**Short exercise:** Copy out each line of the material below with no changes.

-- start Data lines --

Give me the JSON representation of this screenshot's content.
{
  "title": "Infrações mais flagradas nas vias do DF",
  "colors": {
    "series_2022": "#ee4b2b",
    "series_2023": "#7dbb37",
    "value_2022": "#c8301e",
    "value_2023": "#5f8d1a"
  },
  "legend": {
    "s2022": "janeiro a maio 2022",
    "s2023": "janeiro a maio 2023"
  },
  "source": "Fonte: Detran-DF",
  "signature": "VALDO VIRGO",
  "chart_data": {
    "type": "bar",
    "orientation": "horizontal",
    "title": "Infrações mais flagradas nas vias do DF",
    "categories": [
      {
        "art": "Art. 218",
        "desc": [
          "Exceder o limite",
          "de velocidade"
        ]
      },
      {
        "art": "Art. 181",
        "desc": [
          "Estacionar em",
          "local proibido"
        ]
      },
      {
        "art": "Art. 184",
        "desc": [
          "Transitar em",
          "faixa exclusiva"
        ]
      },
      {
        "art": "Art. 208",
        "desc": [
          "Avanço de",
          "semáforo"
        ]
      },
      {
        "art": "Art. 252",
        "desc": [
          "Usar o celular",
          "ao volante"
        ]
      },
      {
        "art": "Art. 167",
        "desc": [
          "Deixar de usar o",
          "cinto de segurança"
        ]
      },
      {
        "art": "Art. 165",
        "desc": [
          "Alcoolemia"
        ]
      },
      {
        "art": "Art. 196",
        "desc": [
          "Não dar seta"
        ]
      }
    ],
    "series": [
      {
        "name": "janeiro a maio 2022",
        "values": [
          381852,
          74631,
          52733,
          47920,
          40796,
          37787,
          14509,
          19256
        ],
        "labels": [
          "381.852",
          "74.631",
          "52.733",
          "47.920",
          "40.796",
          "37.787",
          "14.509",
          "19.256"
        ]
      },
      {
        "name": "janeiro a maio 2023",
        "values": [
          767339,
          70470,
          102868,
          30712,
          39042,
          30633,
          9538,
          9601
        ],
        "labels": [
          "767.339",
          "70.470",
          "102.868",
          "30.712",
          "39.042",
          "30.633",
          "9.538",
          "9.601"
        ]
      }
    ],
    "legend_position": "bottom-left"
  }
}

-- end Data lines --

**Finished answer:**
Give me the JSON representation of this screenshot's content.
{
  "title": "Infrações mais flagradas nas vias do DF",
  "colors": {
    "series_2022": "#ee4b2b",
    "series_2023": "#7dbb37",
    "value_2022": "#c8301e",
    "value_2023": "#5f8d1a"
  },
  "legend": {
    "s2022": "janeiro a maio 2022",
    "s2023": "janeiro a maio 2023"
  },
  "source": "Fonte: Detran-DF",
  "signature": "VALDO VIRGO",
  "chart_data": {
    "type": "bar",
    "orientation": "horizontal",
    "title": "Infrações mais flagradas nas vias do DF",
    "categories": [
      {
        "art": "Art. 218",
        "desc": [
          "Exceder o limite",
          "de velocidade"
        ]
      },
      {
        "art": "Art. 181",
        "desc": [
          "Estacionar em",
          "local proibido"
        ]
      },
      {
        "art": "Art. 184",
        "desc": [
          "Transitar em",
          "faixa exclusiva"
        ]
      },
      {
        "art": "Art. 208",
        "desc": [
          "Avanço de",
          "semáforo"
        ]
      },
      {
        "art": "Art. 252",
        "desc": [
          "Usar o celular",
          "ao volante"
        ]
      },
      {
        "art": "Art. 167",
        "desc": [
          "Deixar de usar o",
          "cinto de segurança"
        ]
      },
      {
        "art": "Art. 165",
        "desc": [
          "Alcoolemia"
        ]
      },
      {
        "art": "Art. 196",
        "desc": [
          "Não dar seta"
        ]
      }
    ],
    "series": [
      {
        "name": "janeiro a maio 2022",
        "values": [
          381852,
          74631,
          52733,
          47920,
          40796,
          37787,
          14509,
          19256
        ],
        "labels": [
          "381.852",
          "74.631",
          "52.733",
          "47.920",
          "40.796",
          "37.787",
          "14.509",
          "19.256"
        ]
      },
      {
        "name": "janeiro a maio 2023",
        "values": [
          767339,
          70470,
          102868,
          30712,
          39042,
          30633,
          9538,
          9601
        ],
        "labels": [
          "767.339",
          "70.470",
          "102.868",
          "30.712",
          "39.042",
          "30.633",
          "9.538",
          "9.601"
        ]
      }
    ],
    "legend_position": "bottom-left"
  }
}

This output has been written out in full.